(Dataset listings of figures)
>> begin

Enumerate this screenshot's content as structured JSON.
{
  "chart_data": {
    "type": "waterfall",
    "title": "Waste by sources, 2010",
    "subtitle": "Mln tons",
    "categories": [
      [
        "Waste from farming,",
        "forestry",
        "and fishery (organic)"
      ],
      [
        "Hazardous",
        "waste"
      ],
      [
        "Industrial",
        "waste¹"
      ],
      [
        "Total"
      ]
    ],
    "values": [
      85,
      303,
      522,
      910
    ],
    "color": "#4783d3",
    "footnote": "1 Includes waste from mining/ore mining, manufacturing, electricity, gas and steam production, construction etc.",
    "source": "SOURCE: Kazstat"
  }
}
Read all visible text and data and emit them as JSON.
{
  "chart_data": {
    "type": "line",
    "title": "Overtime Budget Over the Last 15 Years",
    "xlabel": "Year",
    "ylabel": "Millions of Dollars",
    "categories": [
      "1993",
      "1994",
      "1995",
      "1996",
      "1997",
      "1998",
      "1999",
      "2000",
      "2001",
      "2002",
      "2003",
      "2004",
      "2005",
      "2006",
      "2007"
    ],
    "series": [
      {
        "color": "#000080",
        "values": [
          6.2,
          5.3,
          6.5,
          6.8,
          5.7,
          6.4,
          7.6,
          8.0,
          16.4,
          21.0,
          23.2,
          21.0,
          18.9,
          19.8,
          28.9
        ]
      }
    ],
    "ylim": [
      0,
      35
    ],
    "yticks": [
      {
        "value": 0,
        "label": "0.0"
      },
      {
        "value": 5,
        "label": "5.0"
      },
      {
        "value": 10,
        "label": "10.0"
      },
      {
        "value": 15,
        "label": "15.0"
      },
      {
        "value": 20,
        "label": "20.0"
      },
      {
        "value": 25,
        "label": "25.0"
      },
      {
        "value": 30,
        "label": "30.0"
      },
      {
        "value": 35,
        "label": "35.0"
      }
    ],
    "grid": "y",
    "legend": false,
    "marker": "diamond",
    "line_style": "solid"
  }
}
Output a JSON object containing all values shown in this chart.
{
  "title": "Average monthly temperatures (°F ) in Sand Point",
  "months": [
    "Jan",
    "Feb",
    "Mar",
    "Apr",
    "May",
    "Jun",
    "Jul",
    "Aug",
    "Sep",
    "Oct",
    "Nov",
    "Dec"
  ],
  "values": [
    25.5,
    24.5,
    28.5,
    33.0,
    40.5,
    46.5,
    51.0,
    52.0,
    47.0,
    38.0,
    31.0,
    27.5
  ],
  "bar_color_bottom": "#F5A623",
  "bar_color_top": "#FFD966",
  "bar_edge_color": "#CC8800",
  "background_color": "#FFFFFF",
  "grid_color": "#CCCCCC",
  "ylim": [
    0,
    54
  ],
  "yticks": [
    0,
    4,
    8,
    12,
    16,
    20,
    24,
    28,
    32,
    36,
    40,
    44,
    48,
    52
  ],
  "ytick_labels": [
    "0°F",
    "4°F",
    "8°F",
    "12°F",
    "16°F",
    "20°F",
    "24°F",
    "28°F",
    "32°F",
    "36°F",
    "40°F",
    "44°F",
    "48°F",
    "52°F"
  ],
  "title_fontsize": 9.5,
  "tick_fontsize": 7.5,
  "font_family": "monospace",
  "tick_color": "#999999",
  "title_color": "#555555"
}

>> end

Exercise aim:
Print the listing above in full, exactly as it is.

Answer to this task:
Enumerate this screenshot's content as structured JSON.
{
  "chart_data": {
    "type": "waterfall",
    "title": "Waste by sources, 2010",
    "subtitle": "Mln tons",
    "categories": [
      [
        "Waste from farming,",
        "forestry",
        "and fishery (organic)"
      ],
      [
        "Hazardous",
        "waste"
      ],
      [
        "Industrial",
        "waste¹"
      ],
      [
        "Total"
      ]
    ],
    "values": [
      85,
      303,
      522,
      910
    ],
    "color": "#4783d3",
    "footnote": "1 Includes waste from mining/ore mining, manufacturing, electricity, gas and steam production, construction etc.",
    "source": "SOURCE: Kazstat"
  }
}
Read all visible text and data and emit them as JSON.
{
  "chart_data": {
    "type": "line",
    "title": "Overtime Budget Over the Last 15 Years",
    "xlabel": "Year",
    "ylabel": "Millions of Dollars",
    "categories": [
      "1993",
      "1994",
      "1995",
      "1996",
      "1997",
      "1998",
      "1999",
      "2000",
      "2001",
      "2002",
      "2003",
      "2004",
      "2005",
      "2006",
      "2007"
    ],
    "series": [
      {
        "color": "#000080",
        "values": [
          6.2,
          5.3,
          6.5,
          6.8,
          5.7,
          6.4,
          7.6,
          8.0,
          16.4,
          21.0,
          23.2,
          21.0,
          18.9,
          19.8,
          28.9
        ]
      }
    ],
    "ylim": [
      0,
      35
    ],
    "yticks": [
      {
        "value": 0,
        "label": "0.0"
      },
      {
        "value": 5,
        "label": "5.0"
      },
      {
        "value": 10,
        "label": "10.0"
      },
      {
        "value": 15,
        "label": "15.0"
      },
      {
        "value": 20,
        "label": "20.0"
      },
      {
        "value": 25,
        "label": "25.0"
      },
      {
        "value": 30,
        "label": "30.0"
      },
      {
        "value": 35,
        "label": "35.0"
      }
    ],
    "grid": "y",
    "legend": false,
    "marker": "diamond",
    "line_style": "solid"
  }
}
Output a JSON object containing all values shown in this chart.
{
  "title": "Average monthly temperatures (°F ) in Sand Point",
  "months": [
    "Jan",
    "Feb",
    "Mar",
    "Apr",
    "May",
    "Jun",
    "Jul",
    "Aug",
    "Sep",
    "Oct",
    "Nov",
    "Dec"
  ],
  "values": [
    25.5,
    24.5,
    28.5,
    33.0,
    40.5,
    46.5,
    51.0,
    52.0,
    47.0,
    38.0,
    31.0,
    27.5
  ],
  "bar_color_bottom": "#F5A623",
  "bar_color_top": "#FFD966",
  "bar_edge_color": "#CC8800",
  "background_color": "#FFFFFF",
  "grid_color": "#CCCCCC",
  "ylim": [
    0,
    54
  ],
  "yticks": [
    0,
    4,
    8,
    12,
    16,
    20,
    24,
    28,
    32,
    36,
    40,
    44,
    48,
    52
  ],
  "ytick_labels": [
    "0°F",
    "4°F",
    "8°F",
    "12°F",
    "16°F",
    "20°F",
    "24°F",
    "28°F",
    "32°F",
    "36°F",
    "40°F",
    "44°F",
    "48°F",
    "52°F"
  ],
  "title_fontsize": 9.5,
  "tick_fontsize": 7.5,
  "font_family": "monospace",
  "tick_color": "#999999",
  "title_color": "#555555"
}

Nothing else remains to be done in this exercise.